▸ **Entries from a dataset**
= = = = = = =

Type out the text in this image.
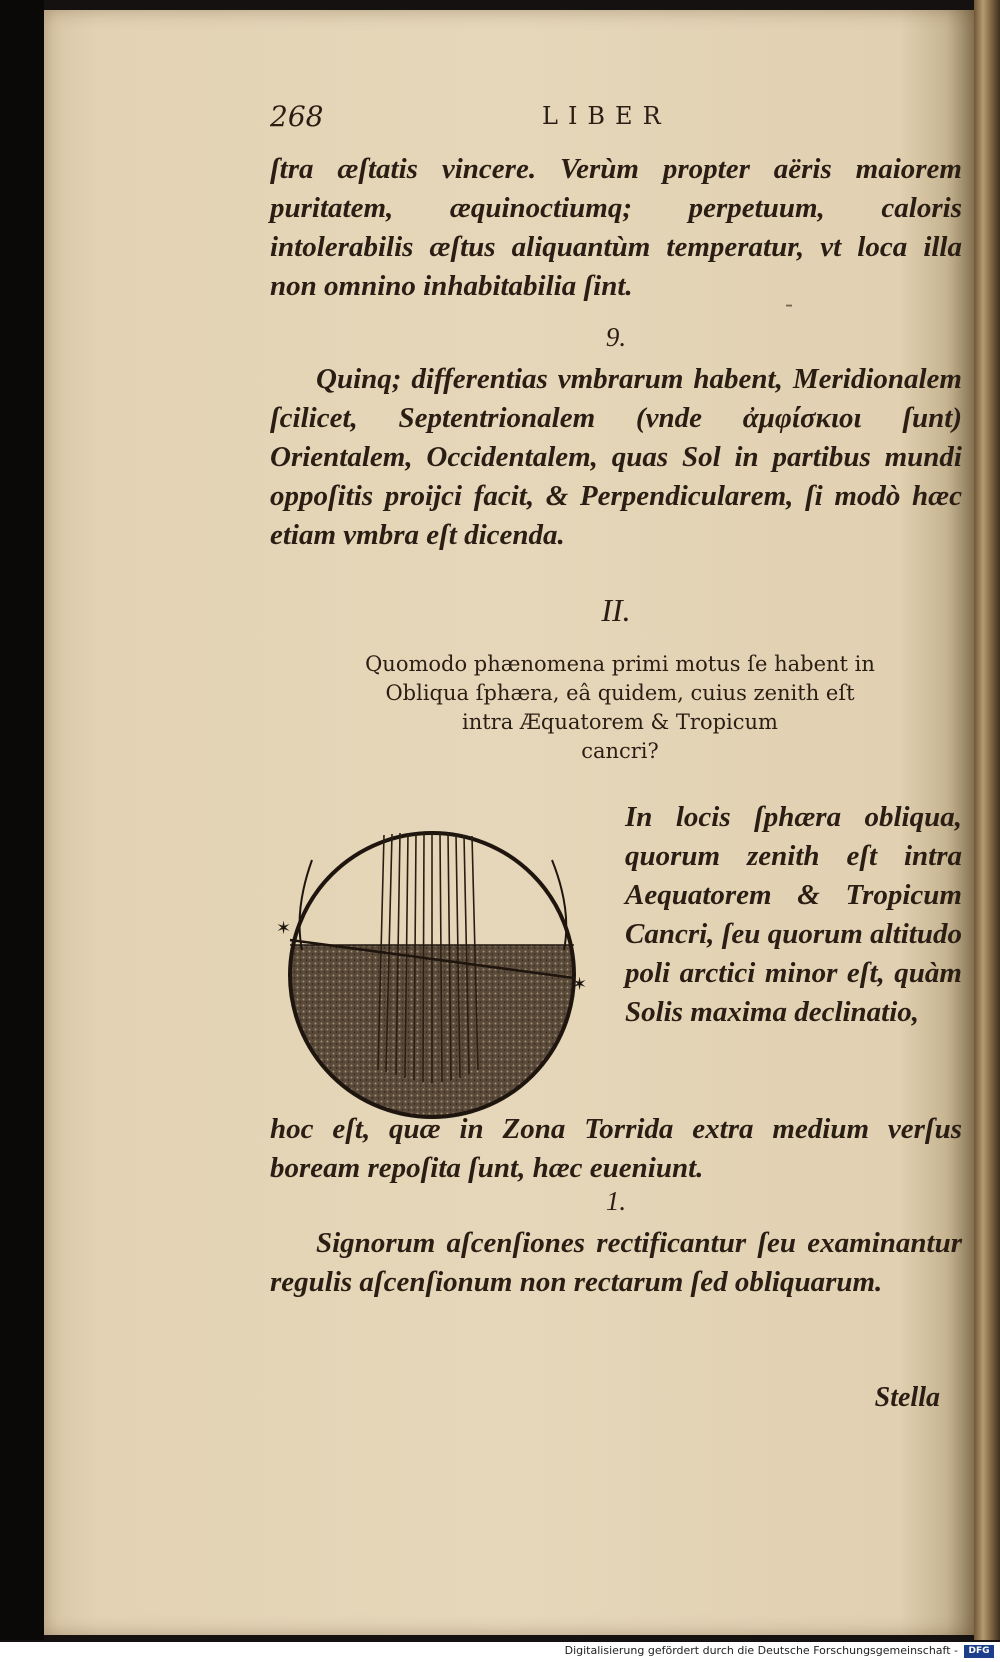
268	LIBER
ſtra æſtatis vincere. Verùm propter aëris maiorem puritatem, æquinoctiumq; perpetuum, caloris intolerabilis æſtus aliquantùm temperatur, vt loca illa non omnino inhabitabilia ſint.
-
9.
Quinq; differentias vmbrarum habent, Meridionalem ſcilicet, Septentrionalem (vnde ἀμφίσκιοι ſunt) Orientalem, Occidentalem, quas Sol in partibus mundi oppoſitis proijci facit, & Perpendicularem, ſi modò hæc etiam vmbra eſt dicenda.
II.
Quomodo phænomena primi motus ſe habent in
Obliqua ſphæra, eâ quidem, cuius zenith eſt
intra Æquatorem & Tropicum
cancri?
✶
✶
In locis ſphæra obliqua, quorum zenith eſt intra Aequatorem & Tropicum Cancri, ſeu quorum altitudo poli arctici minor eſt, quàm Solis maxima declinatio,
hoc eſt, quæ in Zona Torrida extra medium verſus boream repoſita ſunt, hæc eueniunt.
1.
Signorum aſcenſiones rectificantur ſeu examinantur regulis aſcenſionum non rectarum ſed obliquarum.
Stella
Digitalisierung gefördert durch die Deutsche Forschungsgemeinschaft -	DFG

= = = = = = =

Your task is to set down the records shown above exactly, minus any pictures.

Type out the text in this image.
268	LIBER
ſtra æſtatis vincere. Verùm propter aëris maiorem puritatem, æquinoctiumq; perpetuum, caloris intolerabilis æſtus aliquantùm temperatur, vt loca illa non omnino inhabitabilia ſint.
-
9.
Quinq; differentias vmbrarum habent, Meridionalem ſcilicet, Septentrionalem (vnde ἀμφίσκιοι ſunt) Orientalem, Occidentalem, quas Sol in partibus mundi oppoſitis proijci facit, & Perpendicularem, ſi modò hæc etiam vmbra eſt dicenda.
II.
Quomodo phænomena primi motus ſe habent in
Obliqua ſphæra, eâ quidem, cuius zenith eſt
intra Æquatorem & Tropicum
cancri?
✶
✶
In locis ſphæra obliqua, quorum zenith eſt intra Aequatorem & Tropicum Cancri, ſeu quorum altitudo poli arctici minor eſt, quàm Solis maxima declinatio,
hoc eſt, quæ in Zona Torrida extra medium verſus boream repoſita ſunt, hæc eueniunt.
1.
Signorum aſcenſiones rectificantur ſeu examinantur regulis aſcenſionum non rectarum ſed obliquarum.
Stella
Digitalisierung gefördert durch die Deutsche Forschungsgemeinschaft -	DFG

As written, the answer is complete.